EXERCISE BRIEF:
Pull out every line below that holds the word "JSON".

— START PROVIDED RECORDS —

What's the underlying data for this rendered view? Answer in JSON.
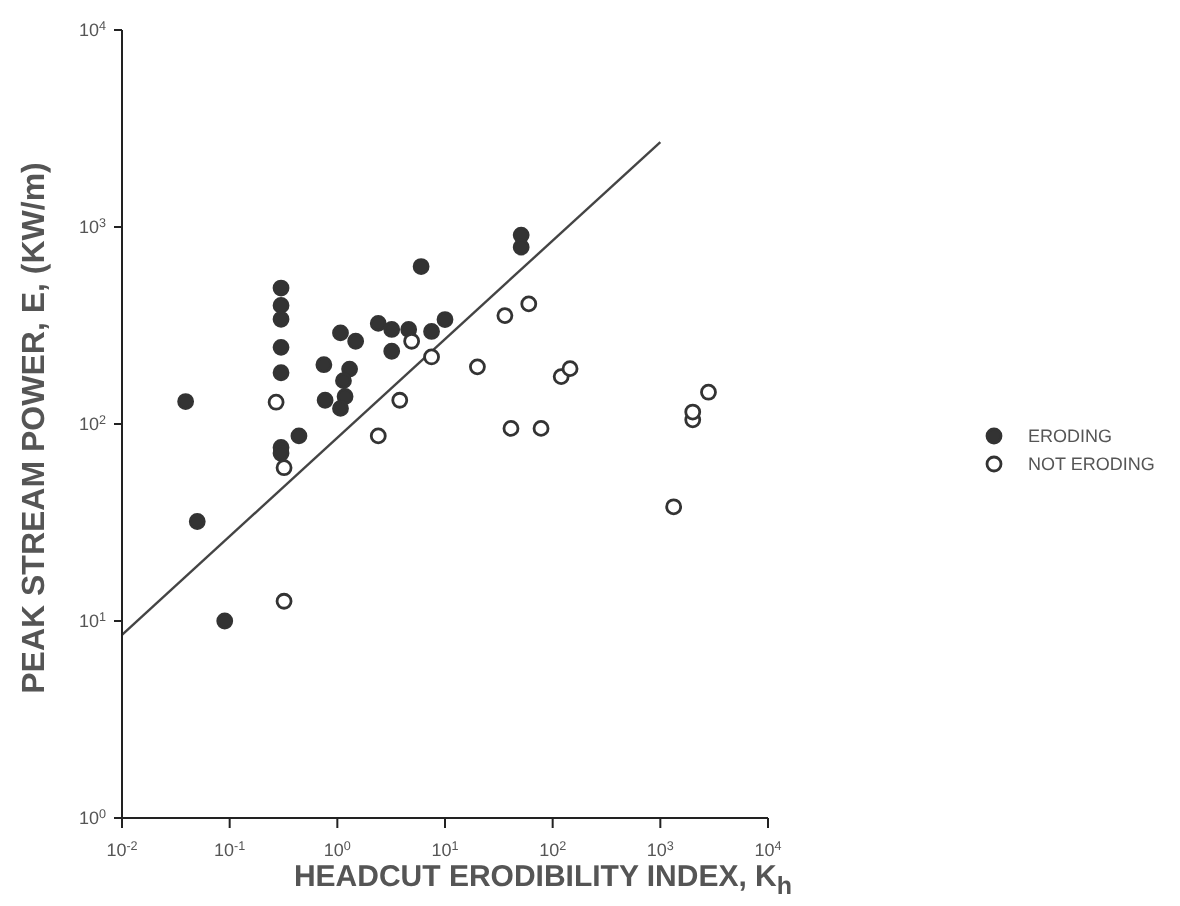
{
  "chart_data": {
    "type": "scatter",
    "xlabel": "HEADCUT ERODIBILITY INDEX, K$_{h}$",
    "ylabel": "PEAK STREAM POWER, E, (KW/m)",
    "log": "xy",
    "grid": false,
    "legend": "right",
    "marker": "circle",
    "xlim": [
      0.01,
      10000
    ],
    "ylim": [
      1,
      10000
    ],
    "xticks": [
      {
        "value": 0.01,
        "label": "10$^{-2}$"
      },
      {
        "value": 0.1,
        "label": "10$^{-1}$"
      },
      {
        "value": 1,
        "label": "10$^{0}$"
      },
      {
        "value": 10,
        "label": "10$^{1}$"
      },
      {
        "value": 100,
        "label": "10$^{2}$"
      },
      {
        "value": 1000,
        "label": "10$^{3}$"
      },
      {
        "value": 10000,
        "label": "10$^{4}$"
      }
    ],
    "yticks": [
      {
        "value": 1,
        "label": "10$^{0}$"
      },
      {
        "value": 10,
        "label": "10$^{1}$"
      },
      {
        "value": 100,
        "label": "10$^{2}$"
      },
      {
        "value": 1000,
        "label": "10$^{3}$"
      },
      {
        "value": 10000,
        "label": "10$^{4}$"
      }
    ],
    "series": [
      {
        "name": "ERODING",
        "color": "#333333",
        "x": [
          0.039,
          0.05,
          0.09,
          0.3,
          0.3,
          0.3,
          0.3,
          0.3,
          0.3,
          0.3,
          0.44,
          0.75,
          0.77,
          1.07,
          1.48,
          1.3,
          1.14,
          1.18,
          1.07,
          2.4,
          3.2,
          3.2,
          4.6,
          7.5,
          10,
          6,
          51,
          51
        ],
        "values": [
          130,
          32,
          10,
          490,
          400,
          340,
          245,
          182,
          76,
          71,
          87,
          200,
          132,
          290,
          263,
          190,
          166,
          138,
          120,
          324,
          302,
          234,
          302,
          295,
          339,
          630,
          910,
          790
        ]
      },
      {
        "name": "NOT ERODING",
        "color": "#333333",
        "x": [
          0.27,
          0.32,
          0.32,
          4.9,
          7.5,
          3.8,
          2.4,
          20,
          36,
          60,
          41,
          78,
          120,
          145,
          2000,
          2000,
          2800,
          1330
        ],
        "values": [
          129,
          60,
          12.6,
          263,
          219,
          132,
          87,
          195,
          355,
          407,
          95,
          95,
          174,
          191,
          105,
          115,
          145,
          38
        ]
      },
      {
        "type": "line",
        "color": "#444444",
        "marker": "none",
        "x": [
          0.01,
          1000
        ],
        "values": [
          8.5,
          2700
        ]
      }
    ]
  }
}
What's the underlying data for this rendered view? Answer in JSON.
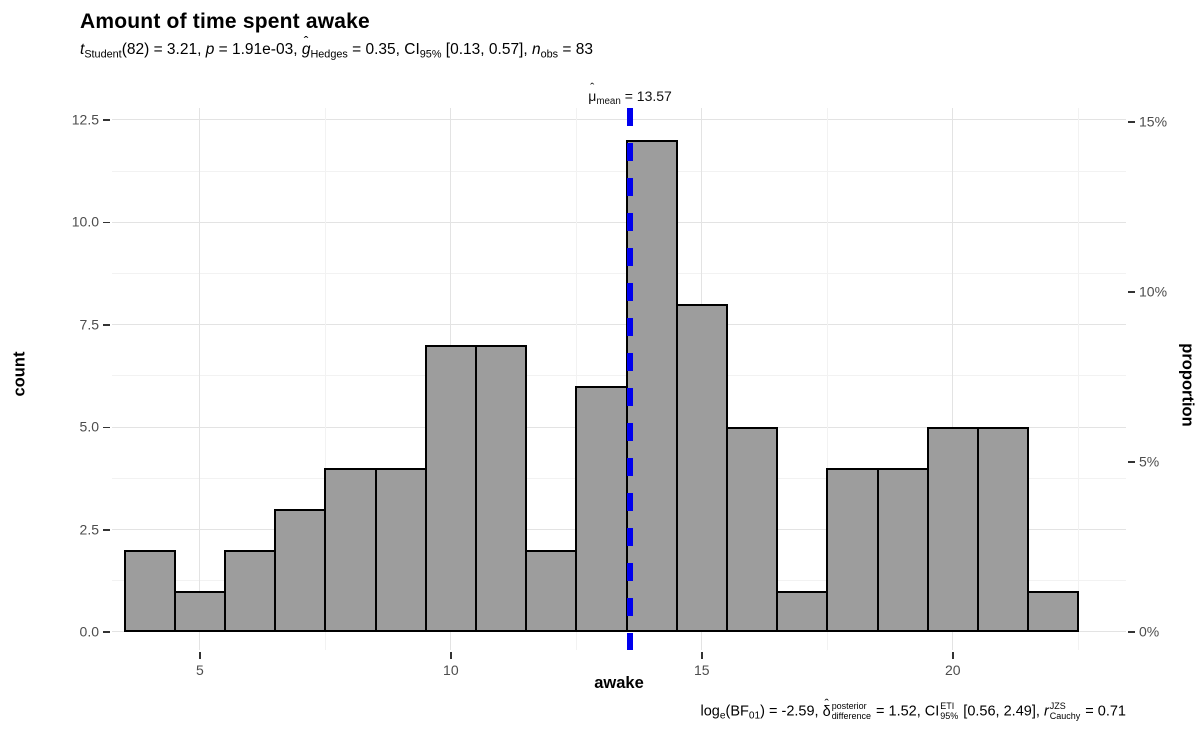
{
  "header": {
    "title": "Amount of time spent awake"
  },
  "stats": {
    "subtitle_plain": "t_Student(82) = 3.21, p = 1.91e-03, ĝ_Hedges = 0.35, CI_95% [0.13, 0.57], n_obs = 83",
    "caption_plain": "log_e(BF_01) = -2.59, δ̂_difference^posterior = 1.52, CI_95%^ETI [0.56, 2.49], r_Cauchy^JZS = 0.71",
    "mean_label_plain": "μ̂_mean = 13.57",
    "subtitle": [
      {
        "t": "t",
        "i": 1
      },
      {
        "t": "Student",
        "sub": 1
      },
      {
        "t": "(82) = 3.21, "
      },
      {
        "t": "p",
        "i": 1
      },
      {
        "t": " = 1.91e-03, "
      },
      {
        "t": "g",
        "i": 1,
        "hat": 1
      },
      {
        "t": "Hedges",
        "sub": 1
      },
      {
        "t": " = 0.35, CI"
      },
      {
        "t": "95%",
        "sub": 1
      },
      {
        "t": " [0.13, 0.57], "
      },
      {
        "t": "n",
        "i": 1
      },
      {
        "t": "obs",
        "sub": 1
      },
      {
        "t": " = 83"
      }
    ],
    "caption": [
      {
        "t": "log"
      },
      {
        "t": "e",
        "sub": 1
      },
      {
        "t": "(BF"
      },
      {
        "t": "01",
        "sub": 1
      },
      {
        "t": ") = -2.59, "
      },
      {
        "t": "δ",
        "hat": 1
      },
      {
        "top": "posterior",
        "bot": "difference"
      },
      {
        "t": " = 1.52, CI"
      },
      {
        "top": "ETI",
        "bot": "95%"
      },
      {
        "t": " [0.56, 2.49], "
      },
      {
        "t": "r",
        "i": 1
      },
      {
        "top": "JZS",
        "bot": "Cauchy"
      },
      {
        "t": " = 0.71"
      }
    ],
    "mean_label": [
      {
        "t": "μ",
        "hat": 1
      },
      {
        "t": "mean",
        "sub": 1
      },
      {
        "t": " = 13.57"
      }
    ]
  },
  "chart_data": {
    "type": "bar",
    "variant": "histogram",
    "title": "Amount of time spent awake",
    "xlabel": "awake",
    "ylabel_left": "count",
    "ylabel_right": "proportion",
    "n_obs": 83,
    "bin_start": 3.5,
    "bin_width": 1,
    "bin_centers": [
      4,
      5,
      6,
      7,
      8,
      9,
      10,
      11,
      12,
      13,
      14,
      15,
      16,
      17,
      18,
      19,
      20,
      21,
      22
    ],
    "counts": [
      2,
      1,
      2,
      3,
      4,
      4,
      7,
      7,
      2,
      6,
      12,
      8,
      5,
      1,
      4,
      4,
      5,
      5,
      1
    ],
    "mean_line": {
      "x": 13.57,
      "value": "13.57"
    },
    "x_ticks": [
      {
        "label": "5",
        "value": 5
      },
      {
        "label": "10",
        "value": 10
      },
      {
        "label": "15",
        "value": 15
      },
      {
        "label": "20",
        "value": 20
      }
    ],
    "x_minor_gridlines": [
      7.5,
      12.5,
      17.5,
      22.5
    ],
    "y_ticks_left": [
      {
        "label": "0.0",
        "value": 0
      },
      {
        "label": "2.5",
        "value": 2.5
      },
      {
        "label": "5.0",
        "value": 5
      },
      {
        "label": "7.5",
        "value": 7.5
      },
      {
        "label": "10.0",
        "value": 10
      },
      {
        "label": "12.5",
        "value": 12.5
      }
    ],
    "y_minor_gridlines": [
      1.25,
      3.75,
      6.25,
      8.75,
      11.25
    ],
    "y_ticks_right": [
      {
        "label": "0%",
        "pct": 0
      },
      {
        "label": "5%",
        "pct": 5
      },
      {
        "label": "10%",
        "pct": 10
      },
      {
        "label": "15%",
        "pct": 15
      }
    ],
    "x_domain": [
      3.25,
      23.45
    ],
    "y_domain": [
      -0.44,
      12.79
    ],
    "grid": true,
    "legend": "none",
    "colors": {
      "bar_fill": "#9d9d9d",
      "bar_stroke": "#000000",
      "mean_line_blue": "#0000EE",
      "grid_major": "#e3e3e3",
      "grid_minor": "#f2f2f2",
      "tick_text": "#4d4d4d",
      "tick_mark": "#333333",
      "background": "#ffffff"
    }
  }
}
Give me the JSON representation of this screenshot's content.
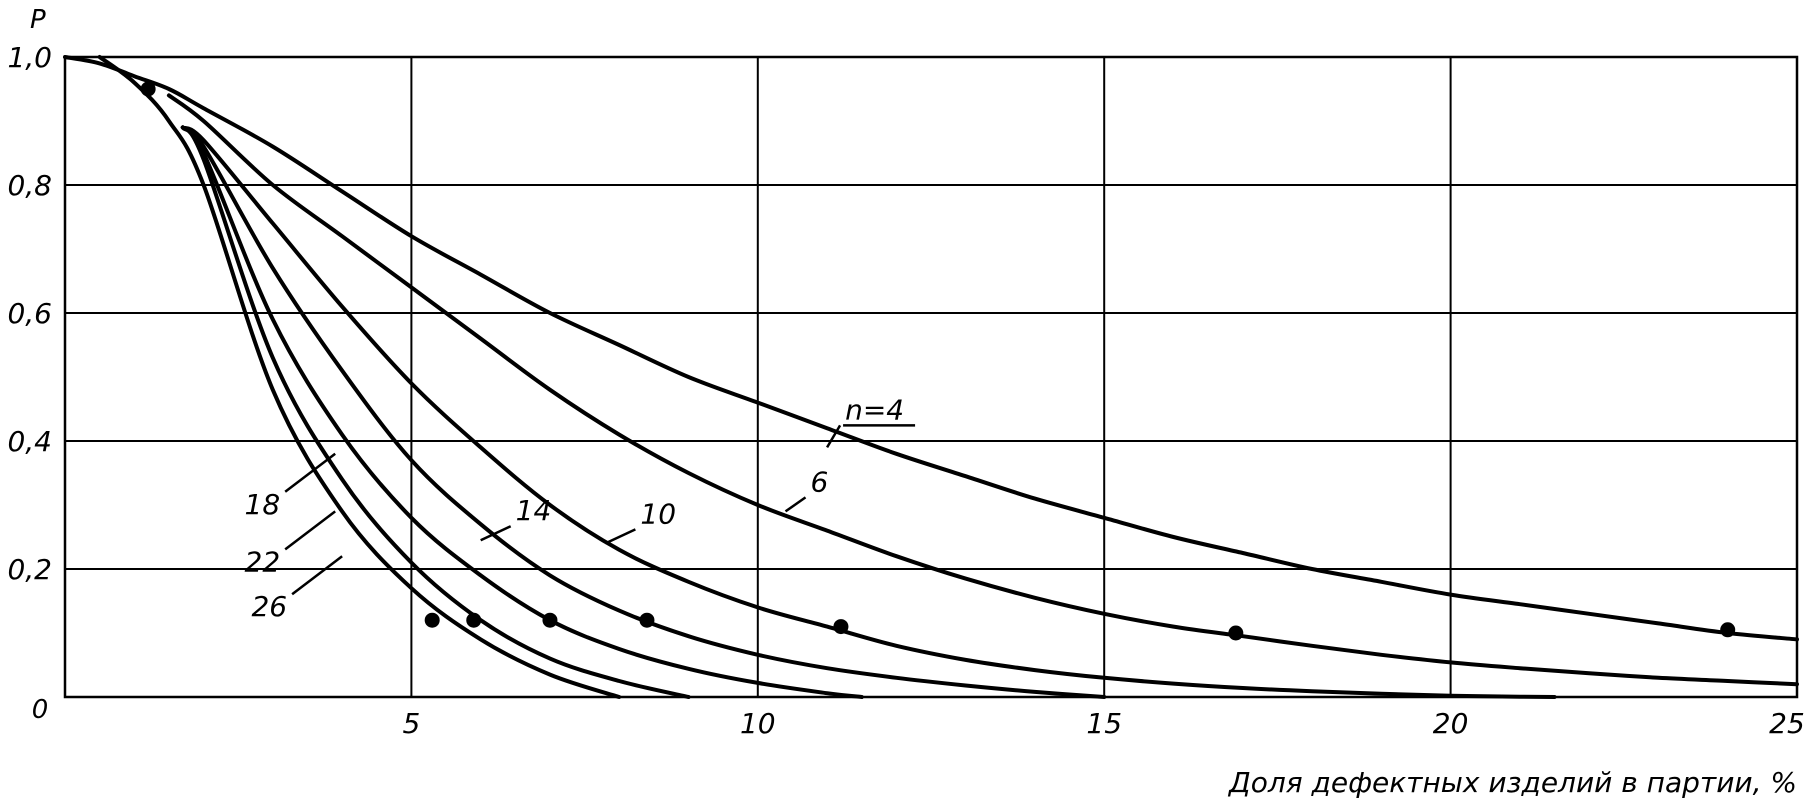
{
  "chart_data": {
    "type": "line",
    "title": "",
    "xlabel": "Доля дефектных изделий в партии, %",
    "ylabel": "P",
    "xlim": [
      0,
      25
    ],
    "ylim": [
      0,
      1.0
    ],
    "grid": true,
    "x_ticks": [
      {
        "value": 5,
        "label": "5"
      },
      {
        "value": 10,
        "label": "10"
      },
      {
        "value": 15,
        "label": "15"
      },
      {
        "value": 20,
        "label": "20"
      },
      {
        "value": 25,
        "label": "25"
      }
    ],
    "y_ticks": [
      {
        "value": 0.2,
        "label": "0,2"
      },
      {
        "value": 0.4,
        "label": "0,4"
      },
      {
        "value": 0.6,
        "label": "0,6"
      },
      {
        "value": 0.8,
        "label": "0,8"
      },
      {
        "value": 1.0,
        "label": "1,0"
      }
    ],
    "origin_label": "0",
    "line_color": "#000000",
    "series": [
      {
        "name": "n=4",
        "x": [
          0,
          0.5,
          1.0,
          1.5,
          2.0,
          3.0,
          4.0,
          5.0,
          6.0,
          7.0,
          8.0,
          9.0,
          10.0,
          11.0,
          12.0,
          13.0,
          14.0,
          15.0,
          16.0,
          17.0,
          18.0,
          19.0,
          20.0,
          21.0,
          22.0,
          23.0,
          24.0,
          25.0
        ],
        "y": [
          1.0,
          0.99,
          0.97,
          0.95,
          0.92,
          0.86,
          0.79,
          0.72,
          0.66,
          0.6,
          0.55,
          0.5,
          0.46,
          0.42,
          0.38,
          0.345,
          0.31,
          0.28,
          0.25,
          0.225,
          0.2,
          0.18,
          0.16,
          0.145,
          0.13,
          0.115,
          0.1,
          0.09
        ],
        "marker": [
          24,
          0.105
        ],
        "label_at": [
          11,
          0.39
        ]
      },
      {
        "name": "6",
        "x": [
          1.5,
          2.0,
          3.0,
          4.0,
          5.0,
          6.0,
          7.0,
          8.0,
          9.0,
          10.0,
          11.0,
          12.0,
          13.0,
          14.0,
          15.0,
          16.0,
          17.0,
          18.0,
          19.0,
          20.0,
          21.0,
          22.0,
          23.0,
          24.0,
          25.0
        ],
        "y": [
          0.94,
          0.9,
          0.8,
          0.72,
          0.64,
          0.56,
          0.48,
          0.41,
          0.35,
          0.3,
          0.26,
          0.22,
          0.185,
          0.155,
          0.13,
          0.11,
          0.095,
          0.08,
          0.066,
          0.054,
          0.045,
          0.037,
          0.03,
          0.025,
          0.02
        ],
        "marker": [
          16.9,
          0.1
        ],
        "label_at": [
          10.4,
          0.29
        ]
      },
      {
        "name": "10",
        "x": [
          1.7,
          2.0,
          3.0,
          4.0,
          5.0,
          6.0,
          7.0,
          8.0,
          9.0,
          10.0,
          11.0,
          12.0,
          13.0,
          14.0,
          15.0,
          16.0,
          17.0,
          18.0,
          19.0,
          20.0,
          21.0,
          21.5
        ],
        "y": [
          0.89,
          0.87,
          0.74,
          0.61,
          0.49,
          0.39,
          0.3,
          0.23,
          0.18,
          0.14,
          0.11,
          0.08,
          0.058,
          0.042,
          0.03,
          0.021,
          0.014,
          0.009,
          0.005,
          0.002,
          0.0005,
          0.0
        ],
        "marker": [
          11.2,
          0.11
        ],
        "label_at": [
          7.8,
          0.24
        ]
      },
      {
        "name": "14",
        "x": [
          1.7,
          2.0,
          3.0,
          4.0,
          5.0,
          6.0,
          7.0,
          8.0,
          9.0,
          10.0,
          11.0,
          12.0,
          13.0,
          14.0,
          15.0
        ],
        "y": [
          0.89,
          0.86,
          0.67,
          0.51,
          0.37,
          0.27,
          0.19,
          0.135,
          0.095,
          0.066,
          0.045,
          0.03,
          0.018,
          0.008,
          0.0
        ],
        "marker": [
          8.4,
          0.12
        ],
        "label_at": [
          6.0,
          0.245
        ]
      },
      {
        "name": "18",
        "x": [
          1.7,
          2.0,
          3.0,
          4.0,
          5.0,
          6.0,
          7.0,
          8.0,
          9.0,
          10.0,
          11.0,
          11.5
        ],
        "y": [
          0.89,
          0.85,
          0.59,
          0.41,
          0.28,
          0.19,
          0.12,
          0.075,
          0.044,
          0.022,
          0.006,
          0.0
        ],
        "marker": [
          7.0,
          0.12
        ],
        "label_at": [
          3.9,
          0.38
        ]
      },
      {
        "name": "22",
        "x": [
          1.7,
          2.0,
          3.0,
          4.0,
          5.0,
          6.0,
          7.0,
          8.0,
          9.0
        ],
        "y": [
          0.89,
          0.84,
          0.53,
          0.34,
          0.21,
          0.12,
          0.06,
          0.025,
          0.0
        ],
        "marker": [
          5.9,
          0.12
        ],
        "label_at": [
          3.9,
          0.29
        ]
      },
      {
        "name": "26",
        "x": [
          0.5,
          1.0,
          1.5,
          2.0,
          3.0,
          4.0,
          5.0,
          6.0,
          7.0,
          8.0
        ],
        "y": [
          1.0,
          0.96,
          0.9,
          0.8,
          0.48,
          0.29,
          0.17,
          0.09,
          0.035,
          0.0
        ],
        "marker": [
          5.3,
          0.12
        ],
        "label_at": [
          4.0,
          0.22
        ]
      }
    ],
    "common_marker": [
      1.2,
      0.95
    ]
  }
}
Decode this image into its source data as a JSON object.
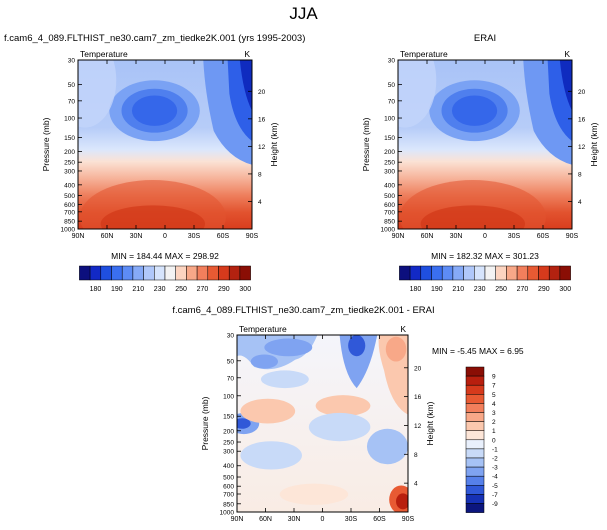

— END PROVIDED RECORDS —

REPLY TO THE EXERCISE:
What's the underlying data for this rendered view? Answer in JSON.
What's the underlying data for this rendered view? Answer in JSON.
Give me the JSON representation of this screenshot's content.
Decode this image into its source data as a JSON object.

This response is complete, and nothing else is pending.